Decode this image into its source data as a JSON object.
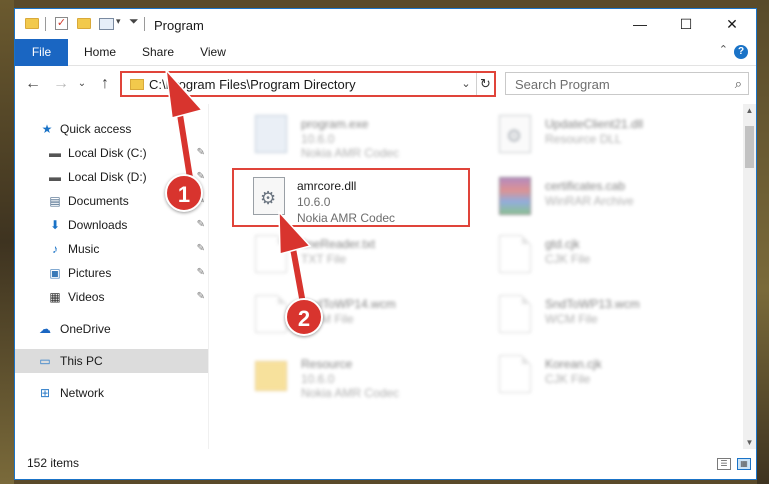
{
  "window": {
    "title": "Program",
    "minimize": "—",
    "maximize": "☐",
    "close": "✕"
  },
  "ribbon": {
    "tabs": [
      "File",
      "Home",
      "Share",
      "View"
    ],
    "help": "?",
    "collapse": "⌃"
  },
  "address": {
    "path": "C:\\Program Files\\Program Directory",
    "dropdown": "⌄",
    "refresh": "↻"
  },
  "nav": {
    "back": "←",
    "forward": "→",
    "recent": "⌄",
    "up": "↑"
  },
  "search": {
    "placeholder": "Search Program",
    "icon": "⌕"
  },
  "sidebar": {
    "items": [
      {
        "label": "Quick access",
        "icon": "star-icon",
        "glyph": "★",
        "color": "#1a73c7"
      },
      {
        "label": "Local Disk (C:)",
        "icon": "local-disk-icon",
        "glyph": "▬",
        "color": "#555555",
        "pinned": true
      },
      {
        "label": "Local Disk (D:)",
        "icon": "local-disk-icon",
        "glyph": "▬",
        "color": "#555555",
        "pinned": true
      },
      {
        "label": "Documents",
        "icon": "documents-icon",
        "glyph": "▤",
        "color": "#4a6a8a",
        "pinned": true
      },
      {
        "label": "Downloads",
        "icon": "downloads-icon",
        "glyph": "⬇",
        "color": "#1a73c7",
        "pinned": true
      },
      {
        "label": "Music",
        "icon": "music-icon",
        "glyph": "♪",
        "color": "#1a73c7",
        "pinned": true
      },
      {
        "label": "Pictures",
        "icon": "pictures-icon",
        "glyph": "▣",
        "color": "#3a7ab8",
        "pinned": true
      },
      {
        "label": "Videos",
        "icon": "videos-icon",
        "glyph": "▦",
        "color": "#333333",
        "pinned": true
      },
      {
        "label": "OneDrive",
        "icon": "onedrive-icon",
        "glyph": "☁",
        "color": "#1a66c2"
      },
      {
        "label": "This PC",
        "icon": "this-pc-icon",
        "glyph": "▭",
        "color": "#2a7ac7",
        "selected": true
      },
      {
        "label": "Network",
        "icon": "network-icon",
        "glyph": "⊞",
        "color": "#2a7ac7"
      }
    ],
    "pin_glyph": "📌"
  },
  "files": [
    {
      "name": "program.exe",
      "line2": "10.6.0",
      "line3": "Nokia AMR Codec",
      "icon": "exe-icon",
      "blurred": true
    },
    {
      "name": "UpdateClient21.dll",
      "line2": "Resource DLL",
      "line3": "",
      "icon": "dll-icon",
      "blurred": true
    },
    {
      "name": "amrcore.dll",
      "line2": "10.6.0",
      "line3": "Nokia AMR Codec",
      "icon": "dll-icon",
      "blurred": false
    },
    {
      "name": "certificates.cab",
      "line2": "WinRAR Archive",
      "line3": "",
      "icon": "winrar-icon",
      "blurred": true
    },
    {
      "name": "fineReader.txt",
      "line2": "TXT File",
      "line3": "",
      "icon": "document-icon",
      "blurred": true
    },
    {
      "name": "gtd.cjk",
      "line2": "CJK File",
      "line3": "",
      "icon": "document-icon",
      "blurred": true
    },
    {
      "name": "SndToWP14.wcm",
      "line2": "WCM File",
      "line3": "",
      "icon": "document-icon",
      "blurred": true
    },
    {
      "name": "SndToWP13.wcm",
      "line2": "WCM File",
      "line3": "",
      "icon": "document-icon",
      "blurred": true
    },
    {
      "name": "Resource",
      "line2": "10.6.0",
      "line3": "Nokia AMR Codec",
      "icon": "folder-icon",
      "blurred": true
    },
    {
      "name": "Korean.cjk",
      "line2": "CJK File",
      "line3": "",
      "icon": "document-icon",
      "blurred": true
    }
  ],
  "status": {
    "items_count": "152 items"
  },
  "callouts": [
    "1",
    "2"
  ],
  "colors": {
    "accent": "#1a66c2",
    "annotation_red": "#d8342e",
    "highlight_red": "#e0443a"
  }
}
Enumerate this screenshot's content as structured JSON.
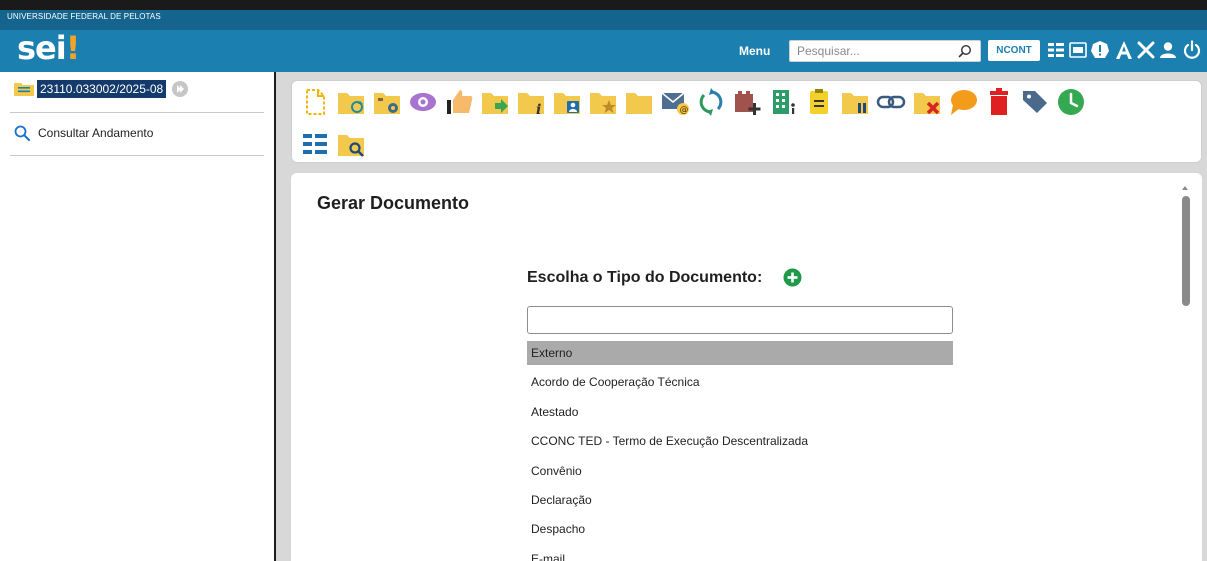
{
  "header": {
    "institution": "UNIVERSIDADE FEDERAL DE PELOTAS",
    "logo_text": "sei",
    "logo_mark": "!",
    "menu_label": "Menu",
    "search_placeholder": "Pesquisar...",
    "unit_badge": "NCONT",
    "icons": [
      "search-icon",
      "list-icon",
      "calculator-icon",
      "alert-icon",
      "font-size-icon",
      "tools-icon",
      "user-icon",
      "power-icon"
    ],
    "accent_color": "#1b7fb0",
    "strip_color": "#14648d"
  },
  "sidebar": {
    "process_number": "23110.033002/2025-08",
    "consult_label": "Consultar Andamento"
  },
  "toolbar": {
    "icons": [
      "new-document-icon",
      "folder-sync-icon",
      "folder-settings-icon",
      "eye-icon",
      "thumbs-up-icon",
      "folder-send-icon",
      "folder-info-icon",
      "folder-user-icon",
      "folder-star-icon",
      "folder-icon",
      "email-icon",
      "refresh-icon",
      "add-block-icon",
      "building-icon",
      "clipboard-icon",
      "folder-pause-icon",
      "link-icon",
      "folder-close-icon",
      "comment-icon",
      "trash-icon",
      "tag-icon",
      "clock-icon",
      "list-view-icon",
      "folder-search-icon"
    ]
  },
  "main": {
    "title": "Gerar Documento",
    "choose_label": "Escolha o Tipo do Documento:",
    "filter_value": "",
    "document_types": [
      "Externo",
      "Acordo de Cooperação Técnica",
      "Atestado",
      "CCONC TED - Termo de Execução Descentralizada",
      "Convênio",
      "Declaração",
      "Despacho",
      "E-mail"
    ],
    "selected_index": 0
  }
}
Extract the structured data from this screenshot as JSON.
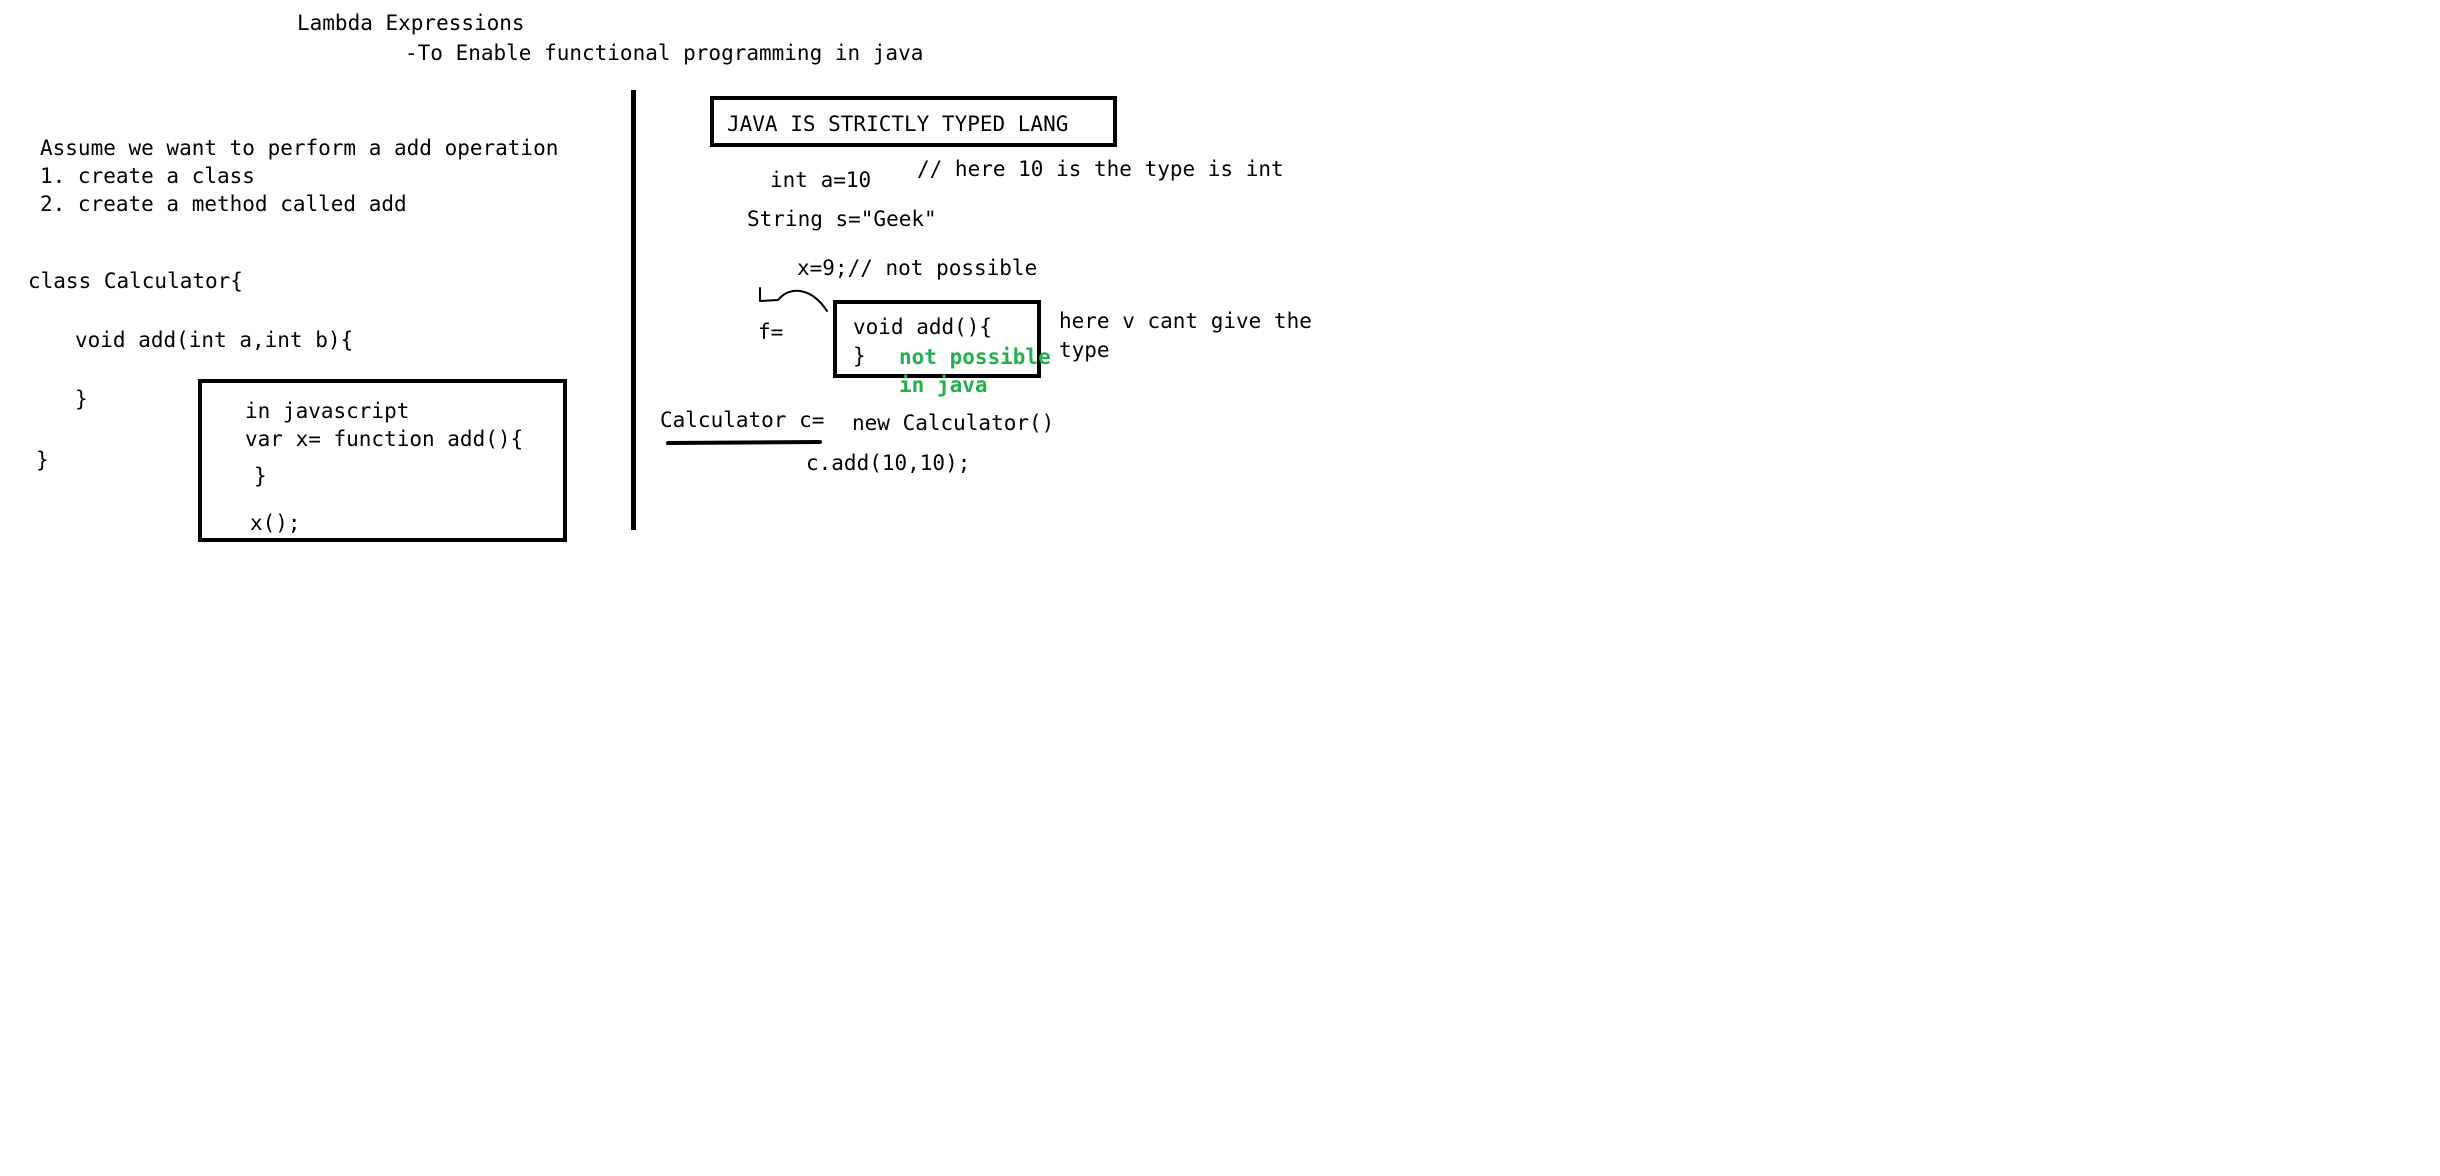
{
  "title": {
    "heading": "Lambda Expressions",
    "subheading": "-To Enable functional programming in java"
  },
  "left_panel": {
    "intro_line": "Assume we want to perform a add operation",
    "steps": [
      "1. create a class",
      "2. create a method called add"
    ],
    "code": {
      "class_decl": "class Calculator{",
      "method_decl": "void add(int a,int b){",
      "method_close": "}",
      "class_close": "}"
    },
    "js_box": {
      "line1": "in javascript",
      "line2": "var x= function add(){",
      "line3": "}",
      "line4": "x();"
    }
  },
  "right_panel": {
    "strict_box_label": "JAVA IS STRICTLY TYPED LANG",
    "int_decl": "int a=10",
    "int_comment": "// here 10 is the type is int",
    "string_decl": "String s=\"Geek\"",
    "reassign": "x=9;// not possible",
    "f_assign": "f=",
    "func_box": {
      "line1": "void add(){",
      "line2": "}"
    },
    "not_possible_note": {
      "line1": "not possible",
      "line2": "in java"
    },
    "type_note": {
      "line1": "here v cant give the",
      "line2": "type"
    },
    "calc_decl": "Calculator c=",
    "new_calc": "new Calculator()",
    "call": "c.add(10,10);"
  },
  "colors": {
    "ink": "#000000",
    "note_green": "#22b14c",
    "background": "#ffffff"
  }
}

▶ _To be done_
Set the data above down again exactly as given, with no pictures.

▶ _Response below_
Decode this image into its source data as a JSON object.
{
  "window": {
    "title": "Program",
    "minimize": "—",
    "maximize": "☐",
    "close": "✕"
  },
  "ribbon": {
    "tabs": [
      "File",
      "Home",
      "Share",
      "View"
    ],
    "help": "?",
    "collapse": "⌃"
  },
  "address": {
    "path": "C:\\Program Files\\Program Directory",
    "dropdown": "⌄",
    "refresh": "↻"
  },
  "nav": {
    "back": "←",
    "forward": "→",
    "recent": "⌄",
    "up": "↑"
  },
  "search": {
    "placeholder": "Search Program",
    "icon": "⌕"
  },
  "sidebar": {
    "items": [
      {
        "label": "Quick access",
        "icon": "star-icon",
        "glyph": "★",
        "color": "#1a73c7"
      },
      {
        "label": "Local Disk (C:)",
        "icon": "local-disk-icon",
        "glyph": "▬",
        "color": "#555555",
        "pinned": true
      },
      {
        "label": "Local Disk (D:)",
        "icon": "local-disk-icon",
        "glyph": "▬",
        "color": "#555555",
        "pinned": true
      },
      {
        "label": "Documents",
        "icon": "documents-icon",
        "glyph": "▤",
        "color": "#4a6a8a",
        "pinned": true
      },
      {
        "label": "Downloads",
        "icon": "downloads-icon",
        "glyph": "⬇",
        "color": "#1a73c7",
        "pinned": true
      },
      {
        "label": "Music",
        "icon": "music-icon",
        "glyph": "♪",
        "color": "#1a73c7",
        "pinned": true
      },
      {
        "label": "Pictures",
        "icon": "pictures-icon",
        "glyph": "▣",
        "color": "#3a7ab8",
        "pinned": true
      },
      {
        "label": "Videos",
        "icon": "videos-icon",
        "glyph": "▦",
        "color": "#333333",
        "pinned": true
      },
      {
        "label": "OneDrive",
        "icon": "onedrive-icon",
        "glyph": "☁",
        "color": "#1a66c2"
      },
      {
        "label": "This PC",
        "icon": "this-pc-icon",
        "glyph": "▭",
        "color": "#2a7ac7",
        "selected": true
      },
      {
        "label": "Network",
        "icon": "network-icon",
        "glyph": "⊞",
        "color": "#2a7ac7"
      }
    ],
    "pin_glyph": "📌"
  },
  "files": [
    {
      "name": "program.exe",
      "line2": "10.6.0",
      "line3": "Nokia AMR Codec",
      "icon": "exe-icon",
      "blurred": true
    },
    {
      "name": "UpdateClient21.dll",
      "line2": "Resource DLL",
      "line3": "",
      "icon": "dll-icon",
      "blurred": true
    },
    {
      "name": "amrcore.dll",
      "line2": "10.6.0",
      "line3": "Nokia AMR Codec",
      "icon": "dll-icon",
      "blurred": false
    },
    {
      "name": "certificates.cab",
      "line2": "WinRAR Archive",
      "line3": "",
      "icon": "winrar-icon",
      "blurred": true
    },
    {
      "name": "fineReader.txt",
      "line2": "TXT File",
      "line3": "",
      "icon": "document-icon",
      "blurred": true
    },
    {
      "name": "gtd.cjk",
      "line2": "CJK File",
      "line3": "",
      "icon": "document-icon",
      "blurred": true
    },
    {
      "name": "SndToWP14.wcm",
      "line2": "WCM File",
      "line3": "",
      "icon": "document-icon",
      "blurred": true
    },
    {
      "name": "SndToWP13.wcm",
      "line2": "WCM File",
      "line3": "",
      "icon": "document-icon",
      "blurred": true
    },
    {
      "name": "Resource",
      "line2": "10.6.0",
      "line3": "Nokia AMR Codec",
      "icon": "folder-icon",
      "blurred": true
    },
    {
      "name": "Korean.cjk",
      "line2": "CJK File",
      "line3": "",
      "icon": "document-icon",
      "blurred": true
    }
  ],
  "status": {
    "items_count": "152 items"
  },
  "callouts": [
    "1",
    "2"
  ],
  "colors": {
    "accent": "#1a66c2",
    "annotation_red": "#d8342e",
    "highlight_red": "#e0443a"
  }
}
Enumerate this screenshot's content as structured JSON.
{
  "header": {
    "institution": "UNIVERSIDADE FEDERAL DE PELOTAS",
    "logo_text": "sei",
    "logo_mark": "!",
    "menu_label": "Menu",
    "search_placeholder": "Pesquisar...",
    "unit_badge": "NCONT",
    "icons": [
      "search-icon",
      "list-icon",
      "calculator-icon",
      "alert-icon",
      "font-size-icon",
      "tools-icon",
      "user-icon",
      "power-icon"
    ],
    "accent_color": "#1b7fb0",
    "strip_color": "#14648d"
  },
  "sidebar": {
    "process_number": "23110.033002/2025-08",
    "consult_label": "Consultar Andamento"
  },
  "toolbar": {
    "icons": [
      "new-document-icon",
      "folder-sync-icon",
      "folder-settings-icon",
      "eye-icon",
      "thumbs-up-icon",
      "folder-send-icon",
      "folder-info-icon",
      "folder-user-icon",
      "folder-star-icon",
      "folder-icon",
      "email-icon",
      "refresh-icon",
      "add-block-icon",
      "building-icon",
      "clipboard-icon",
      "folder-pause-icon",
      "link-icon",
      "folder-close-icon",
      "comment-icon",
      "trash-icon",
      "tag-icon",
      "clock-icon",
      "list-view-icon",
      "folder-search-icon"
    ]
  },
  "main": {
    "title": "Gerar Documento",
    "choose_label": "Escolha o Tipo do Documento:",
    "filter_value": "",
    "document_types": [
      "Externo",
      "Acordo de Cooperação Técnica",
      "Atestado",
      "CCONC TED - Termo de Execução Descentralizada",
      "Convênio",
      "Declaração",
      "Despacho",
      "E-mail"
    ],
    "selected_index": 0
  }
}
Extract the structured data from this screenshot as JSON.
{
  "title": {
    "heading": "Lambda Expressions",
    "subheading": "-To Enable functional programming in java"
  },
  "left_panel": {
    "intro_line": "Assume we want to perform a add operation",
    "steps": [
      "1. create a class",
      "2. create a method called add"
    ],
    "code": {
      "class_decl": "class Calculator{",
      "method_decl": "void add(int a,int b){",
      "method_close": "}",
      "class_close": "}"
    },
    "js_box": {
      "line1": "in javascript",
      "line2": "var x= function add(){",
      "line3": "}",
      "line4": "x();"
    }
  },
  "right_panel": {
    "strict_box_label": "JAVA IS STRICTLY TYPED LANG",
    "int_decl": "int a=10",
    "int_comment": "// here 10 is the type is int",
    "string_decl": "String s=\"Geek\"",
    "reassign": "x=9;// not possible",
    "f_assign": "f=",
    "func_box": {
      "line1": "void add(){",
      "line2": "}"
    },
    "not_possible_note": {
      "line1": "not possible",
      "line2": "in java"
    },
    "type_note": {
      "line1": "here v cant give the",
      "line2": "type"
    },
    "calc_decl": "Calculator c=",
    "new_calc": "new Calculator()",
    "call": "c.add(10,10);"
  },
  "colors": {
    "ink": "#000000",
    "note_green": "#22b14c",
    "background": "#ffffff"
  }
}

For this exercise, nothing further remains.